The problem:
Determine how many lines in the entries below include "content". The reply should be that number and nothing else.
****************************************
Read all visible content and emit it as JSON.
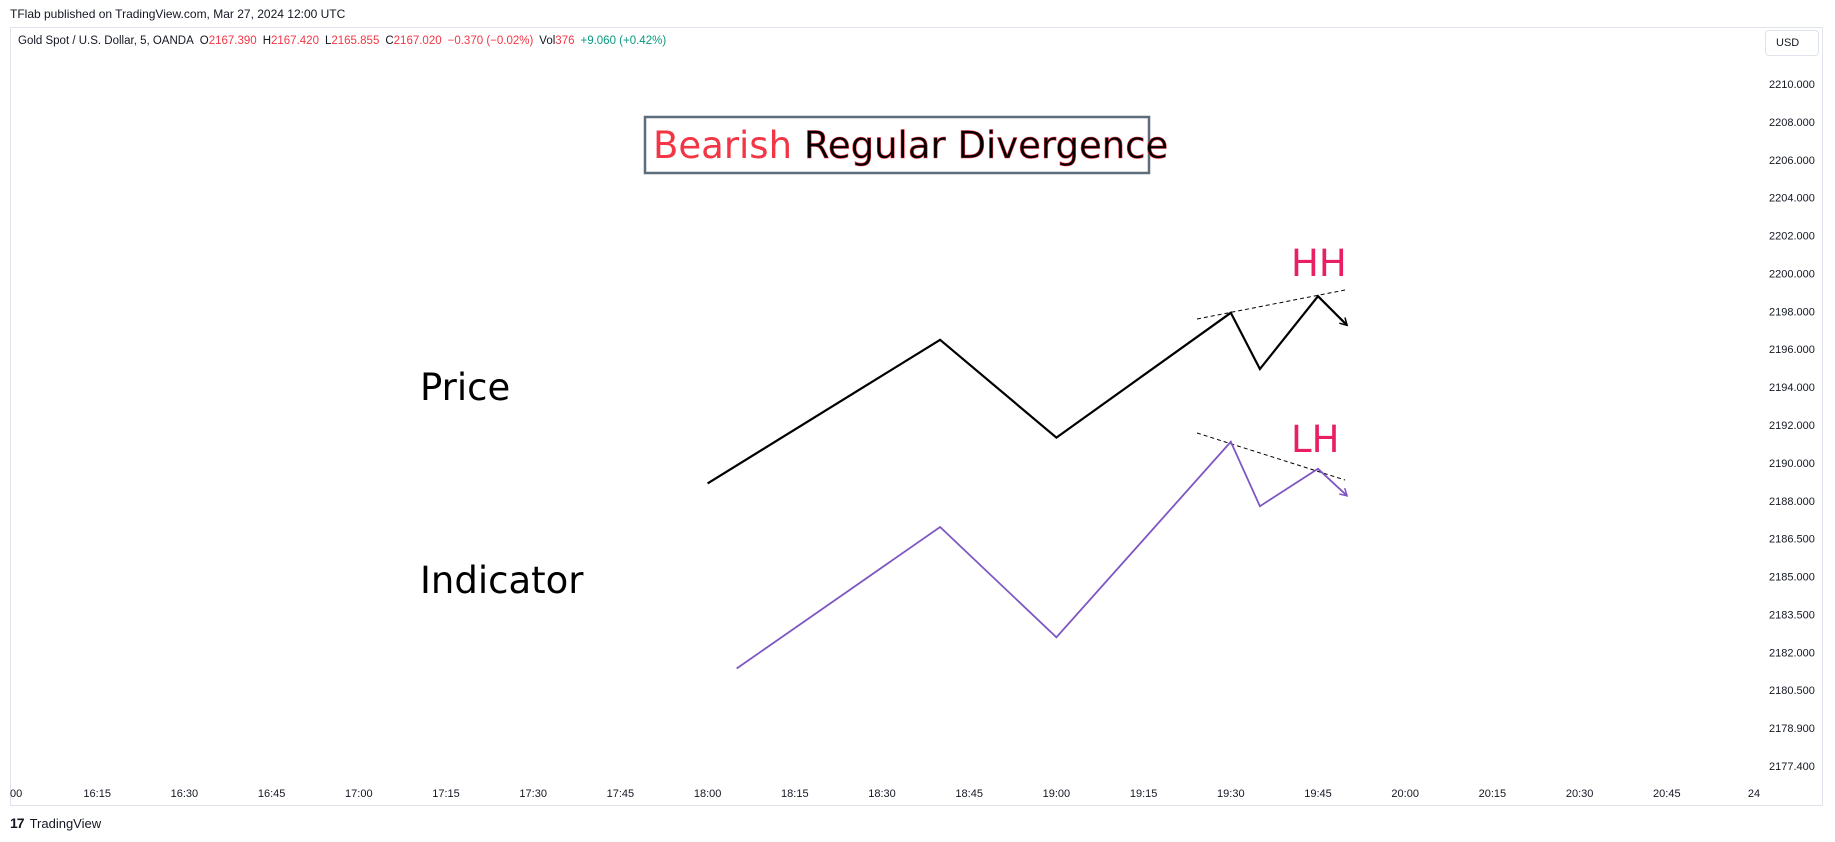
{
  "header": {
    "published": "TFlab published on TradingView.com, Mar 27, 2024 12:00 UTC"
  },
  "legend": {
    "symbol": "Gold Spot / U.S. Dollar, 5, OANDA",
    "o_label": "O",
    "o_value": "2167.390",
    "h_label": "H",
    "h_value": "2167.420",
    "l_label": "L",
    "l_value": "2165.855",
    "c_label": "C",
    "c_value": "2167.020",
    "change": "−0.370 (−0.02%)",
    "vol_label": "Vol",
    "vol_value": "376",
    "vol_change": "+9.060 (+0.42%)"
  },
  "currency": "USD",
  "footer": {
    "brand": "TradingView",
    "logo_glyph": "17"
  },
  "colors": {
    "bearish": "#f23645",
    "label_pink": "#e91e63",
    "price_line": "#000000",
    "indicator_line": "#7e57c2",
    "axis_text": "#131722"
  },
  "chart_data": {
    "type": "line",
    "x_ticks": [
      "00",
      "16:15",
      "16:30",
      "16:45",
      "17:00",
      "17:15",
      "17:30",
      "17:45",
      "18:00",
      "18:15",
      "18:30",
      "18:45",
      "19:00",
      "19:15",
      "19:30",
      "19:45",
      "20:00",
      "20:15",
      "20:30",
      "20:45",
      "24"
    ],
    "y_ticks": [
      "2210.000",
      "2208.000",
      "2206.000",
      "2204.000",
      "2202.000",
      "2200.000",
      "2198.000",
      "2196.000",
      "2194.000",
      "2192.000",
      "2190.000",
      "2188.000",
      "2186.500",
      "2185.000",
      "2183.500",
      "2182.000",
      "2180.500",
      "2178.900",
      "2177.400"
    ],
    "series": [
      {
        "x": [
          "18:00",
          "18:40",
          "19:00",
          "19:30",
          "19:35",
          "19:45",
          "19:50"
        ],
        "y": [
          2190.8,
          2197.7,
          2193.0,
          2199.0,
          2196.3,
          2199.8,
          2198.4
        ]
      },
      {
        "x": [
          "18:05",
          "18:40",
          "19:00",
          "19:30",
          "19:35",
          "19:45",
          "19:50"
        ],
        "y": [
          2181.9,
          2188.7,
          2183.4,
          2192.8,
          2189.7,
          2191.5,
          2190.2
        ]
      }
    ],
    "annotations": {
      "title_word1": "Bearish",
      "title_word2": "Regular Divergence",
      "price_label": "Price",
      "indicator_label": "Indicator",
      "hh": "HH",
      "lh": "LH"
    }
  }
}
****************************************
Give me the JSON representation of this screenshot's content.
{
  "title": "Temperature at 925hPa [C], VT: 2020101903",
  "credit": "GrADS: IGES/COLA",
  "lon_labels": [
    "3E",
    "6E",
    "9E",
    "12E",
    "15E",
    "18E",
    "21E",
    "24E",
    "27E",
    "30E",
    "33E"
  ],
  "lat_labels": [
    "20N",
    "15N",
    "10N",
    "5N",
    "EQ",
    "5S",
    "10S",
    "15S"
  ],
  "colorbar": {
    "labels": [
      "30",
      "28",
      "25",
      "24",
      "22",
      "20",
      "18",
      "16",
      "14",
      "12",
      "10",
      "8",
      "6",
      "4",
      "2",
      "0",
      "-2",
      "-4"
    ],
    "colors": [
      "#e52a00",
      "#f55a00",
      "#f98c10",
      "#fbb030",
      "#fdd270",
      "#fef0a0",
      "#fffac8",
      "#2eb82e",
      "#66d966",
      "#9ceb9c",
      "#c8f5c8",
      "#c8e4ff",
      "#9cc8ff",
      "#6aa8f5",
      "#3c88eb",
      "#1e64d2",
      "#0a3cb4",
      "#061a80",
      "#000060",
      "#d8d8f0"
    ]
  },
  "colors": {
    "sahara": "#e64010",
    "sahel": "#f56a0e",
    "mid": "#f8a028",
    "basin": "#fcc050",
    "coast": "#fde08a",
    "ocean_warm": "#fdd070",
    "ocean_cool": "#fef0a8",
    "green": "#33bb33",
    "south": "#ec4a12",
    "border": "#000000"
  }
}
****************************************
Full output:
2